◆ STATED TASK
Identify every line in the records below that contains the string "plot", matching case exactly, and copy each of those lines.
··· DATA RECORDS ···
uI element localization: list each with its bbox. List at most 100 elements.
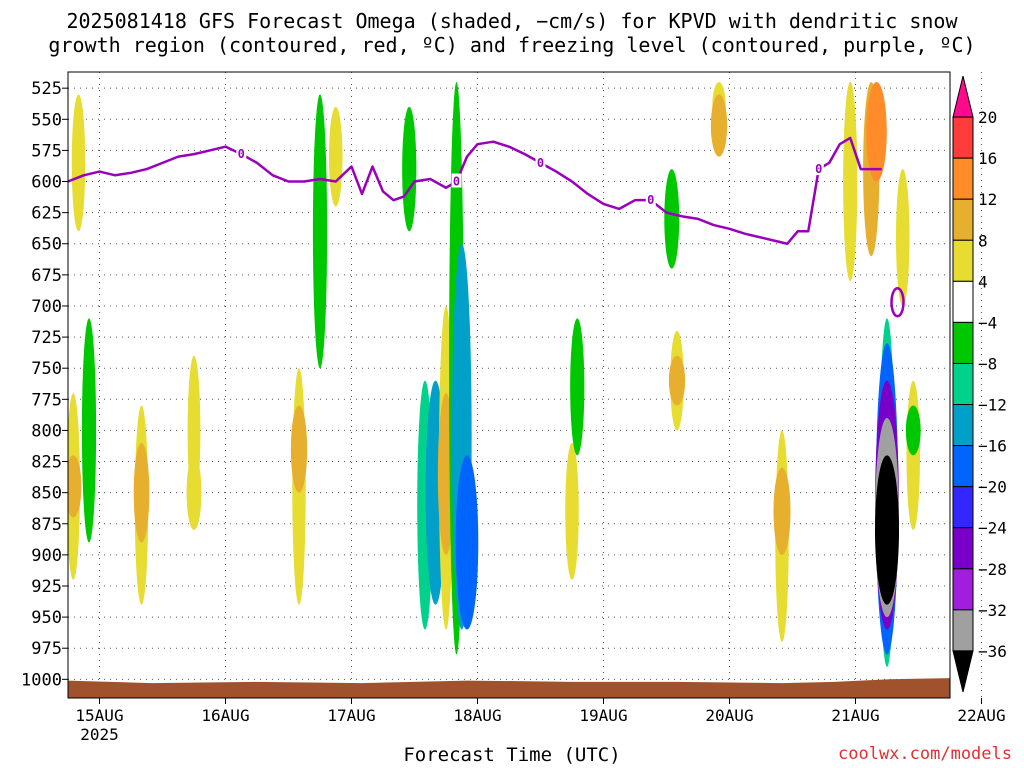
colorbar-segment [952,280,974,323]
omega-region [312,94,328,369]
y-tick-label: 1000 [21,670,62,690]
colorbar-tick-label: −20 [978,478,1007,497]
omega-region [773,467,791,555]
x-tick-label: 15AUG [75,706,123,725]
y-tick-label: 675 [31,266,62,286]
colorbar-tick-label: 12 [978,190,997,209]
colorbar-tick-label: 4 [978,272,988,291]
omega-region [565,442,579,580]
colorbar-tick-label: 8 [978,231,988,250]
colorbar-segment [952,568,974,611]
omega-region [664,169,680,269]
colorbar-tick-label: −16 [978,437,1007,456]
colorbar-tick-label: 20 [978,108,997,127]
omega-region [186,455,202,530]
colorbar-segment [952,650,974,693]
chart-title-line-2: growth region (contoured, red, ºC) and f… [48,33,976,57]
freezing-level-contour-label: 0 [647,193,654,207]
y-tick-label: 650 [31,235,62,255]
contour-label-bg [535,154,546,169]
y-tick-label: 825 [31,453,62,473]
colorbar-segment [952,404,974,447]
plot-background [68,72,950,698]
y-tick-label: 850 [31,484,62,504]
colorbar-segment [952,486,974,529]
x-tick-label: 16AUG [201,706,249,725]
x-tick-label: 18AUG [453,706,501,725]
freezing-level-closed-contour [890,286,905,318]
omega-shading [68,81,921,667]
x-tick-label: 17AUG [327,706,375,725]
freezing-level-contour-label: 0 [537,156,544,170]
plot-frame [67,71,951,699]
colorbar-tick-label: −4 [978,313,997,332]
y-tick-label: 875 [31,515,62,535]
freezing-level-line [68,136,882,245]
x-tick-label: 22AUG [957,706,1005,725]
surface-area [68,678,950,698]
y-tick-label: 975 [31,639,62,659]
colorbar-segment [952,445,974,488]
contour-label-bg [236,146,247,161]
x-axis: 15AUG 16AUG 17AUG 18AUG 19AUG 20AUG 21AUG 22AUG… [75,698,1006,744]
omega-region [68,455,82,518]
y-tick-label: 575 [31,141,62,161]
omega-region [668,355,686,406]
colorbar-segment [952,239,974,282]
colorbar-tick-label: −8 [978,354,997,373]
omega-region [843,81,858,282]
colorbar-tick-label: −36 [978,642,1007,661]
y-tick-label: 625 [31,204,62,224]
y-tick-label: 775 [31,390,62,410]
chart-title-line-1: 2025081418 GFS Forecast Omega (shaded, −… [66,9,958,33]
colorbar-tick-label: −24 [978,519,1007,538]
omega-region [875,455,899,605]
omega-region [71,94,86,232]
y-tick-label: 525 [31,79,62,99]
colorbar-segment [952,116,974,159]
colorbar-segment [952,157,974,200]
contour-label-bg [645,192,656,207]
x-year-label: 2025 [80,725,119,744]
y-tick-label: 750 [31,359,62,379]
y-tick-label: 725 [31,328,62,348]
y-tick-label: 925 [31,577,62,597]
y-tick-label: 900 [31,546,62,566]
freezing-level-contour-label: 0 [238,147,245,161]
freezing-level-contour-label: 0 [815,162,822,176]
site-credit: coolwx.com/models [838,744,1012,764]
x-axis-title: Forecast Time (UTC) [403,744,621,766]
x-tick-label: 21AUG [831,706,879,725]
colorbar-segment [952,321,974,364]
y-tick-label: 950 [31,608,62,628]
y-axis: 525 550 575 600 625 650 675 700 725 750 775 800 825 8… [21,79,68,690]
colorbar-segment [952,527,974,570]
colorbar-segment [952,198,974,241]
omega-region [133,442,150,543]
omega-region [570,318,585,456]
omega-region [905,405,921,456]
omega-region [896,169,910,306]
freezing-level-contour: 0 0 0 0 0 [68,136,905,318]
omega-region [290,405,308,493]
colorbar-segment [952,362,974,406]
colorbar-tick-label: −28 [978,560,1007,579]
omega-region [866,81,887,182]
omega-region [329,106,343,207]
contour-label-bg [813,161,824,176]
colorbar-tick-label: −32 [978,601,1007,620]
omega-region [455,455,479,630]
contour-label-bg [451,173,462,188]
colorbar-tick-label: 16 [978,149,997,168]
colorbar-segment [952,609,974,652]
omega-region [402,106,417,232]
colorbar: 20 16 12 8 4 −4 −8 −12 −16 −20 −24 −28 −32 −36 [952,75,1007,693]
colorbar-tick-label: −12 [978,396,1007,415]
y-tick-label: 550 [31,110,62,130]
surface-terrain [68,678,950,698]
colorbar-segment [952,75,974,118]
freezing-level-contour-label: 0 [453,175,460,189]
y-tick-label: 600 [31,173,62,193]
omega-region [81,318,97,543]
···
◆ FINISHED TASK
plot-background [68,72,950,698]
plot-frame [67,71,951,699]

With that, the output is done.